#### [REQUIREMENT]
Gather the lines from the material that contain "active".

· · · · · · ·

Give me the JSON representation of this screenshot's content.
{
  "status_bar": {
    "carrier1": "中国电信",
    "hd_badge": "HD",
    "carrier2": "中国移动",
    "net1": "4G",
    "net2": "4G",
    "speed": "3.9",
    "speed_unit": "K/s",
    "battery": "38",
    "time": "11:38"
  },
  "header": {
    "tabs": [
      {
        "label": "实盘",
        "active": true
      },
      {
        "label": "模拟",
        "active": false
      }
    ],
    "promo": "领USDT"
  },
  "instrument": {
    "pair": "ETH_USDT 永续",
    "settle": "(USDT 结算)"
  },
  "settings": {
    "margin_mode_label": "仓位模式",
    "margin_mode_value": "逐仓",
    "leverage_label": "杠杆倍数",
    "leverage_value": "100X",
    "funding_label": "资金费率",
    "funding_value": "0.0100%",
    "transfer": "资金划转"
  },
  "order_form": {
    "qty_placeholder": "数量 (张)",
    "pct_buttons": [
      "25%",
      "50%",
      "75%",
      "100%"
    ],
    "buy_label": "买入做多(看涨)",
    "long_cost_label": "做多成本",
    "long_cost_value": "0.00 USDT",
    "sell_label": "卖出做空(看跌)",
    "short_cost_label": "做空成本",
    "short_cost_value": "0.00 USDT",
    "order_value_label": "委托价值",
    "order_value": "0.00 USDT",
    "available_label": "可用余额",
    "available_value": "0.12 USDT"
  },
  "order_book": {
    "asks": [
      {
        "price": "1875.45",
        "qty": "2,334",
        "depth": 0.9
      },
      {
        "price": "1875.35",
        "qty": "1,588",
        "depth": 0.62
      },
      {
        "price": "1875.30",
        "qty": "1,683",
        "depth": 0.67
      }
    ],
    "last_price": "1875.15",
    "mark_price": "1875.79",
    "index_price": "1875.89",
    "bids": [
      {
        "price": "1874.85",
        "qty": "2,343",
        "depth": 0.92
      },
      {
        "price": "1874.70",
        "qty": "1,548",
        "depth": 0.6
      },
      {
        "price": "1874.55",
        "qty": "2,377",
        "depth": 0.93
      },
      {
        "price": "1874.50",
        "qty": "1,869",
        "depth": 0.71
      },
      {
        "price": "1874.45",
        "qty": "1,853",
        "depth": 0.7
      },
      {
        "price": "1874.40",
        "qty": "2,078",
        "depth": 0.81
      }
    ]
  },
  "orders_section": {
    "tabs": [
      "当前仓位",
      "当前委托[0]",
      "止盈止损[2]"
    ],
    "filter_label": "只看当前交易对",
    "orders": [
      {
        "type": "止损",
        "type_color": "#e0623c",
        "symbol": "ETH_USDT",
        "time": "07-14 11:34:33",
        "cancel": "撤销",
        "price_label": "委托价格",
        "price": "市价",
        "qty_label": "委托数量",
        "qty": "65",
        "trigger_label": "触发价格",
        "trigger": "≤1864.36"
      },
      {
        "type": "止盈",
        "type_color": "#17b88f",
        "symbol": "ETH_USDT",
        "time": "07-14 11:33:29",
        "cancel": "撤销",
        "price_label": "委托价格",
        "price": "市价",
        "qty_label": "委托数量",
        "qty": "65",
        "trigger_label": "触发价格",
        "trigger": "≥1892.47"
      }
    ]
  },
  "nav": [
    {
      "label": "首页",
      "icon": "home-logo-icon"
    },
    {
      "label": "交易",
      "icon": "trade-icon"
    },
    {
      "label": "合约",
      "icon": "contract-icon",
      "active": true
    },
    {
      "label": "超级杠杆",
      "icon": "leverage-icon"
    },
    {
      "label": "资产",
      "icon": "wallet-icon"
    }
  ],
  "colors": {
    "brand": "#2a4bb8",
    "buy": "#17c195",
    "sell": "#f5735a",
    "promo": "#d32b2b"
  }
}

· · · · · · ·

#### [FULL OUTPUT]
        "active": true
        "active": false
      "active": true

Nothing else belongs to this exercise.